-- start of LISTED RECORDS --

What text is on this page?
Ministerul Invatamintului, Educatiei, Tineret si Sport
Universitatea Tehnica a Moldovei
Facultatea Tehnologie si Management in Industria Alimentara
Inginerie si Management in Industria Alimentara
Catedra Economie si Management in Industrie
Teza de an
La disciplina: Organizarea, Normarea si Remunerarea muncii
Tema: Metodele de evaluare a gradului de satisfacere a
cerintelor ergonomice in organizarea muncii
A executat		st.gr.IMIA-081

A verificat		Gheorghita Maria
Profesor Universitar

-- end of LISTED RECORDS --

▶ DESCRIPTION OF THE TASK: Repeat each of the entries above precisely as given.

▶ WRITTEN REPLY:
What text is on this page?
Ministerul Invatamintului, Educatiei, Tineret si Sport
Universitatea Tehnica a Moldovei
Facultatea Tehnologie si Management in Industria Alimentara
Inginerie si Management in Industria Alimentara
Catedra Economie si Management in Industrie
Teza de an
La disciplina: Organizarea, Normarea si Remunerarea muncii
Tema: Metodele de evaluare a gradului de satisfacere a
cerintelor ergonomice in organizarea muncii
A executat		st.gr.IMIA-081

A verificat		Gheorghita Maria
Profesor Universitar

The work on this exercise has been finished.